* Begin *

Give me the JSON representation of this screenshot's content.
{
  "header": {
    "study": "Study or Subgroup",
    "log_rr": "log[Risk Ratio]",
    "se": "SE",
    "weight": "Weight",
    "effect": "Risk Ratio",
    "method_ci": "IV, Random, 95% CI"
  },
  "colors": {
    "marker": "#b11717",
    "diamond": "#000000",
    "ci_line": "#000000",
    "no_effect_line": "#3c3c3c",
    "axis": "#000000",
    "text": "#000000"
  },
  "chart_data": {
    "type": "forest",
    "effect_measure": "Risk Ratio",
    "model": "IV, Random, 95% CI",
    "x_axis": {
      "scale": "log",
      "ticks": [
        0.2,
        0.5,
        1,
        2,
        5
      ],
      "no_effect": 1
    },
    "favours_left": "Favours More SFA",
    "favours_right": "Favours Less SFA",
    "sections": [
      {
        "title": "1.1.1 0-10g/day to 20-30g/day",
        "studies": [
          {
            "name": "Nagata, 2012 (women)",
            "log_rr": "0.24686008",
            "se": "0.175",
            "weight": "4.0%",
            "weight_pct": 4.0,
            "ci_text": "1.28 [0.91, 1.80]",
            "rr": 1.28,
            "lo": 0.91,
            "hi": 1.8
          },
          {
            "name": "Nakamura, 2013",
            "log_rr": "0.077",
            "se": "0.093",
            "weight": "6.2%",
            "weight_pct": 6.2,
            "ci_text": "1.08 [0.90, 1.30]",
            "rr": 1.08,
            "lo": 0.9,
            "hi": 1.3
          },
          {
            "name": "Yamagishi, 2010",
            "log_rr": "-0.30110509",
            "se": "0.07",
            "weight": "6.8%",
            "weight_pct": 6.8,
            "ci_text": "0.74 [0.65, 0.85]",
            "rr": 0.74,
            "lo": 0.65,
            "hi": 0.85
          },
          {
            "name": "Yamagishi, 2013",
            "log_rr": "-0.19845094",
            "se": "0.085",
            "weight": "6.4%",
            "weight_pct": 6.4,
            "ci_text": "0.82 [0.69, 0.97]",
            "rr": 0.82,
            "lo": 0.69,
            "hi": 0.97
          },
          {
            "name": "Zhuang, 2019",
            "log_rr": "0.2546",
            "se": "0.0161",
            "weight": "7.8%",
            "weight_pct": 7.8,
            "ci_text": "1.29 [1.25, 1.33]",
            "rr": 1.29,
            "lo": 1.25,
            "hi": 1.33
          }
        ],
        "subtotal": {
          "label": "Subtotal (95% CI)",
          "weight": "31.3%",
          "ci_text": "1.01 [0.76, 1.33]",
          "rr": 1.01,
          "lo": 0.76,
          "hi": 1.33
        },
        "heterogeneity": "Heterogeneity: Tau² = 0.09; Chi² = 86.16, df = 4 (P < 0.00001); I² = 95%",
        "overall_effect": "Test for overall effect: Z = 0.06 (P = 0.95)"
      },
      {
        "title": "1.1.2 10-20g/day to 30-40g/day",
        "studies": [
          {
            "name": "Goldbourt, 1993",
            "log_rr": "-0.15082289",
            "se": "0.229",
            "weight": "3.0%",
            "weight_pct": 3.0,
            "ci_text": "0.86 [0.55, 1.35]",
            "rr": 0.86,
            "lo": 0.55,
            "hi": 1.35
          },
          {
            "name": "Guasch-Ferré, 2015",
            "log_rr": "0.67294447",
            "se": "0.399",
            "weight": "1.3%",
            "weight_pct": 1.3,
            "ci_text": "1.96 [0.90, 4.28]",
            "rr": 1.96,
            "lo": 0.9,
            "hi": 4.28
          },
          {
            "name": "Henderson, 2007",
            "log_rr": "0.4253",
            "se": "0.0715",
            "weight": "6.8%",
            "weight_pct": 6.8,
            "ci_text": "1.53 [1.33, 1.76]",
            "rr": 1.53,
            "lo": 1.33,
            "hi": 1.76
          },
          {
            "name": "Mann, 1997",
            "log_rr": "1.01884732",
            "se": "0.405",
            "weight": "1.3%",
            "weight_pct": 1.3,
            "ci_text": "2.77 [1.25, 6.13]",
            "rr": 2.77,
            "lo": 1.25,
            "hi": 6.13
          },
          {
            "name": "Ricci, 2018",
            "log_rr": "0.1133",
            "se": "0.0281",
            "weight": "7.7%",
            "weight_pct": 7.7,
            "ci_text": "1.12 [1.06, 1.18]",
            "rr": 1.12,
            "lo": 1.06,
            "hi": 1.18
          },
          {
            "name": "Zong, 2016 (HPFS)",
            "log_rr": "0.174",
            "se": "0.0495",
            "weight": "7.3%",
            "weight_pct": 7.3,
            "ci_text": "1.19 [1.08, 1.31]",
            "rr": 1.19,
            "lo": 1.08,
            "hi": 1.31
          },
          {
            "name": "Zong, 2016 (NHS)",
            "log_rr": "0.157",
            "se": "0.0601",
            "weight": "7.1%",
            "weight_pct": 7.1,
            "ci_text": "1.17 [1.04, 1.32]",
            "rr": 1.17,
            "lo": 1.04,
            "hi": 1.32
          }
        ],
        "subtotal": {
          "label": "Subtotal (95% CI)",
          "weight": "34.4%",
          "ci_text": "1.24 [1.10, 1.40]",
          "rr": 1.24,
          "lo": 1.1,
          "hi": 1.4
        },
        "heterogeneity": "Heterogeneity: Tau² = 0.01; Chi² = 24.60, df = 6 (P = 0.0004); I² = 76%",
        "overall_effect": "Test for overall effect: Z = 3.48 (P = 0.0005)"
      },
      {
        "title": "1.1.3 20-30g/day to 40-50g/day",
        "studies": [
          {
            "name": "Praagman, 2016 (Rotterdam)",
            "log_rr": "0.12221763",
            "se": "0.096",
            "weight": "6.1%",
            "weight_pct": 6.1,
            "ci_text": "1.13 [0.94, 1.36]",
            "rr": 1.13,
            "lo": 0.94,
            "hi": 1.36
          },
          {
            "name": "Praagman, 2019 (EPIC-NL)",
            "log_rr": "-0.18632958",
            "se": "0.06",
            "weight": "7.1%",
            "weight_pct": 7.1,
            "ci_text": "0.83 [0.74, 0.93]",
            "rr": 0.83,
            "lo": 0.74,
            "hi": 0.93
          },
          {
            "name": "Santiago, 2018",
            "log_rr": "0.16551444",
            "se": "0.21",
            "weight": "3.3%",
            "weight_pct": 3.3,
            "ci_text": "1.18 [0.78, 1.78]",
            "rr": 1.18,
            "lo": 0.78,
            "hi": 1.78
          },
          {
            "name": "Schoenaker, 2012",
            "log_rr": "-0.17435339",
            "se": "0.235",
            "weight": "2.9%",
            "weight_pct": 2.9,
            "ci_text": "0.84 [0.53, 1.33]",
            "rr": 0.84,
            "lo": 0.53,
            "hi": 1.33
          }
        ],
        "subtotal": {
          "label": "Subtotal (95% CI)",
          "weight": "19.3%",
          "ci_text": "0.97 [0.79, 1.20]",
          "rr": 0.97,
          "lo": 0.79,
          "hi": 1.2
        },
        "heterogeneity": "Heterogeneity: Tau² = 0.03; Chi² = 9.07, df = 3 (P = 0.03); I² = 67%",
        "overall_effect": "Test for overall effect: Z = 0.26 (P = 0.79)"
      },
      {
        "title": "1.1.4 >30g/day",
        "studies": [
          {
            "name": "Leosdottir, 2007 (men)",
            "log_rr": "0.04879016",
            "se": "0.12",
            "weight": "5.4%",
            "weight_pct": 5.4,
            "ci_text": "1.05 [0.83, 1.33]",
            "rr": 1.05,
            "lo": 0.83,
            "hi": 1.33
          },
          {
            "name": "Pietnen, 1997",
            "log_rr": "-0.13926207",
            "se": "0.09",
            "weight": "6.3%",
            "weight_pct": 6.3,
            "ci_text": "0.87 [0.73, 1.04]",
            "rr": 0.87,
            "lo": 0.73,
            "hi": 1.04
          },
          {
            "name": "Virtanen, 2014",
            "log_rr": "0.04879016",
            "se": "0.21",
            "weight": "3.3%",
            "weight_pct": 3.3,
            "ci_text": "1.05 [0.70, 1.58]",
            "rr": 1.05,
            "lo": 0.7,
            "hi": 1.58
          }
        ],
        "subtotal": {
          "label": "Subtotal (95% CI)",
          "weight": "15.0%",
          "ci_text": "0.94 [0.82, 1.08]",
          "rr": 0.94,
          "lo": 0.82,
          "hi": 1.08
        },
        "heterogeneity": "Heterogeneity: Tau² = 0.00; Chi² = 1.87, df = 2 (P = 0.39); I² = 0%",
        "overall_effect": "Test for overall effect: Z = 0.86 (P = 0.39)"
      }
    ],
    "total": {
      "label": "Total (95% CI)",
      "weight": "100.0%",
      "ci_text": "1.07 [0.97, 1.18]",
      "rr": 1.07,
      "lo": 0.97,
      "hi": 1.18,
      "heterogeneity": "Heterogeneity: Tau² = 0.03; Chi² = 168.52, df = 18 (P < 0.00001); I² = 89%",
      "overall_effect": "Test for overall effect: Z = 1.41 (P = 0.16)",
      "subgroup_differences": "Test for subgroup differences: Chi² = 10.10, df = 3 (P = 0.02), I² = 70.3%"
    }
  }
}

* End *

- Written request -
Go through the records and pull out each line that includes the word "heterogeneity".

- Final answer -
        "heterogeneity": "Heterogeneity: Tau² = 0.09; Chi² = 86.16, df = 4 (P < 0.00001); I² = 95%",
        "heterogeneity": "Heterogeneity: Tau² = 0.01; Chi² = 24.60, df = 6 (P = 0.0004); I² = 76%",
        "heterogeneity": "Heterogeneity: Tau² = 0.03; Chi² = 9.07, df = 3 (P = 0.03); I² = 67%",
        "heterogeneity": "Heterogeneity: Tau² = 0.00; Chi² = 1.87, df = 2 (P = 0.39); I² = 0%",
      "heterogeneity": "Heterogeneity: Tau² = 0.03; Chi² = 168.52, df = 18 (P < 0.00001); I² = 89%",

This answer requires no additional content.